(Collected data)
===============

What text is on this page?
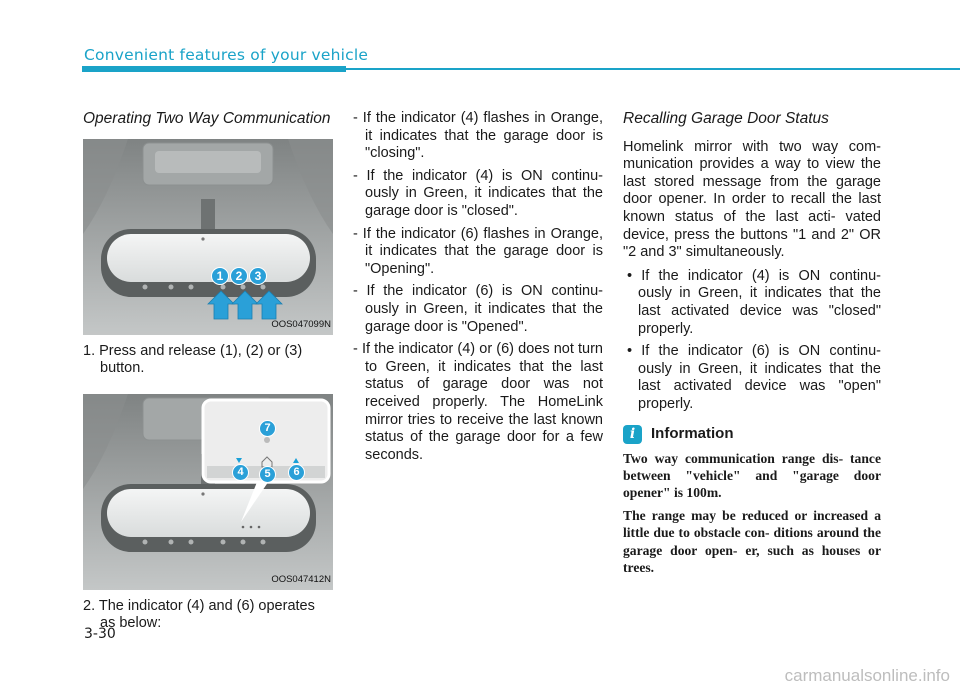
Convenient features of your vehicle
Operating Two Way Communication
1	2	3
OOS047099N
1. Press and release (1), (2) or (3) button.
7
4	5	6
OOS047412N
2. The indicator (4) and (6) operates as below:
- If the indicator (4) flashes in Orange, it indicates that the garage door is "closing".
- If the indicator (4) is ON continu- ously in Green, it indicates that the garage door is "closed".
- If the indicator (6) flashes in Orange, it indicates that the garage door is "Opening".
- If the indicator (6) is ON continu- ously in Green, it indicates that the garage door is "Opened".
- If the indicator (4) or (6) does not turn to Green, it indicates that the last status of garage door was not received properly. The HomeLink mirror tries to receive the last known status of the garage door for a few seconds.
Recalling Garage Door Status
Homelink mirror with two way com- munication provides a way to view the last stored message from the garage door opener. In order to recall the last known status of the last acti- vated device, press the buttons "1 and 2" OR "2 and 3" simultaneously.
• If the indicator (4) is ON continu- ously in Green, it indicates that the last activated device was "closed" properly.
• If the indicator (6) is ON continu- ously in Green, it indicates that the last activated device was "open" properly.
i	Information
Two way communication range dis- tance between "vehicle" and "garage door opener" is 100m.
The range may be reduced or increased a little due to obstacle con- ditions around the garage door open- er, such as houses or trees.
3-30
carmanualsonline.info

===============

# EXERCISE GOAL:
Retype the whole listing, keeping every line identical and omitting all pictures.

# EXERCISE OUTPUT:
What text is on this page?
Convenient features of your vehicle
Operating Two Way Communication
1	2	3
OOS047099N
1. Press and release (1), (2) or (3) button.
7
4	5	6
OOS047412N
2. The indicator (4) and (6) operates as below:
- If the indicator (4) flashes in Orange, it indicates that the garage door is "closing".
- If the indicator (4) is ON continu- ously in Green, it indicates that the garage door is "closed".
- If the indicator (6) flashes in Orange, it indicates that the garage door is "Opening".
- If the indicator (6) is ON continu- ously in Green, it indicates that the garage door is "Opened".
- If the indicator (4) or (6) does not turn to Green, it indicates that the last status of garage door was not received properly. The HomeLink mirror tries to receive the last known status of the garage door for a few seconds.
Recalling Garage Door Status
Homelink mirror with two way com- munication provides a way to view the last stored message from the garage door opener. In order to recall the last known status of the last acti- vated device, press the buttons "1 and 2" OR "2 and 3" simultaneously.
• If the indicator (4) is ON continu- ously in Green, it indicates that the last activated device was "closed" properly.
• If the indicator (6) is ON continu- ously in Green, it indicates that the last activated device was "open" properly.
i	Information
Two way communication range dis- tance between "vehicle" and "garage door opener" is 100m.
The range may be reduced or increased a little due to obstacle con- ditions around the garage door open- er, such as houses or trees.
3-30
carmanualsonline.info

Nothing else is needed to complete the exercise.